Written exercise: Below is a listing; write it out exactly and drop any images from it.

[Begin Input records]

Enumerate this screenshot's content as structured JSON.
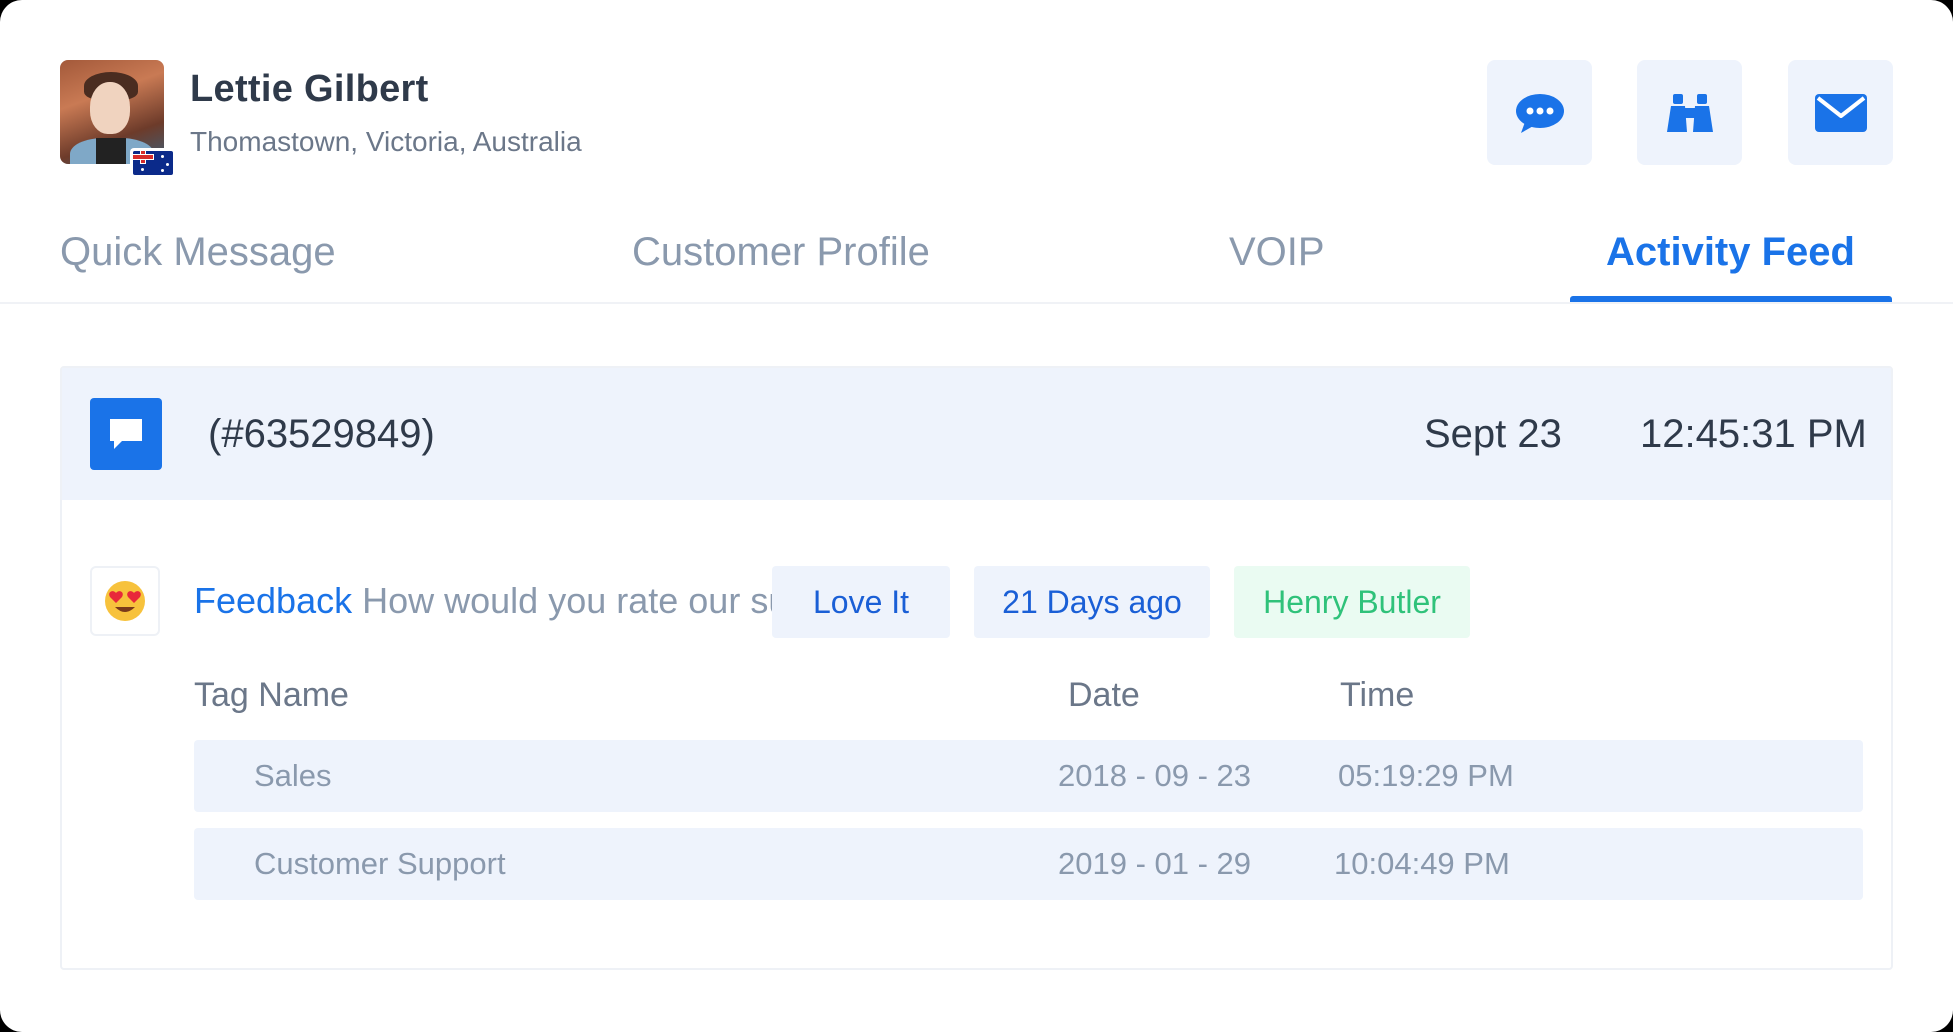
{
  "profile": {
    "name": "Lettie Gilbert",
    "location": "Thomastown, Victoria, Australia",
    "flag_icon": "australia-flag-icon"
  },
  "actions": [
    {
      "icon": "chat-icon",
      "label": "Chat"
    },
    {
      "icon": "binoculars-icon",
      "label": "Browse"
    },
    {
      "icon": "mail-icon",
      "label": "Email"
    }
  ],
  "tabs": [
    {
      "label": "Quick Message",
      "active": false
    },
    {
      "label": "Customer Profile",
      "active": false
    },
    {
      "label": "VOIP",
      "active": false
    },
    {
      "label": "Activity Feed",
      "active": true
    }
  ],
  "feed": {
    "ticket": "(#63529849)",
    "date": "Sept 23",
    "time": "12:45:31 PM",
    "feedback": {
      "emoji": "😍",
      "keyword": "Feedback",
      "question": "How would you rate our support?",
      "rating": "Love It",
      "age": "21 Days ago",
      "agent": "Henry Butler"
    },
    "columns": [
      "Tag Name",
      "Date",
      "Time"
    ],
    "rows": [
      {
        "tag": "Sales",
        "date": "2018 - 09 - 23",
        "time": "05:19:29 PM"
      },
      {
        "tag": "Customer Support",
        "date": "2019 - 01 - 29",
        "time": "10:04:49 PM"
      }
    ]
  },
  "colors": {
    "accent": "#1a73e8",
    "header_bg": "#eef3fc",
    "success": "#2fc27a"
  }
}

[End Input records]

Task response:
Enumerate this screenshot's content as structured JSON.
{
  "profile": {
    "name": "Lettie Gilbert",
    "location": "Thomastown, Victoria, Australia",
    "flag_icon": "australia-flag-icon"
  },
  "actions": [
    {
      "icon": "chat-icon",
      "label": "Chat"
    },
    {
      "icon": "binoculars-icon",
      "label": "Browse"
    },
    {
      "icon": "mail-icon",
      "label": "Email"
    }
  ],
  "tabs": [
    {
      "label": "Quick Message",
      "active": false
    },
    {
      "label": "Customer Profile",
      "active": false
    },
    {
      "label": "VOIP",
      "active": false
    },
    {
      "label": "Activity Feed",
      "active": true
    }
  ],
  "feed": {
    "ticket": "(#63529849)",
    "date": "Sept 23",
    "time": "12:45:31 PM",
    "feedback": {
      "emoji": "😍",
      "keyword": "Feedback",
      "question": "How would you rate our support?",
      "rating": "Love It",
      "age": "21 Days ago",
      "agent": "Henry Butler"
    },
    "columns": [
      "Tag Name",
      "Date",
      "Time"
    ],
    "rows": [
      {
        "tag": "Sales",
        "date": "2018 - 09 - 23",
        "time": "05:19:29 PM"
      },
      {
        "tag": "Customer Support",
        "date": "2019 - 01 - 29",
        "time": "10:04:49 PM"
      }
    ]
  },
  "colors": {
    "accent": "#1a73e8",
    "header_bg": "#eef3fc",
    "success": "#2fc27a"
  }
}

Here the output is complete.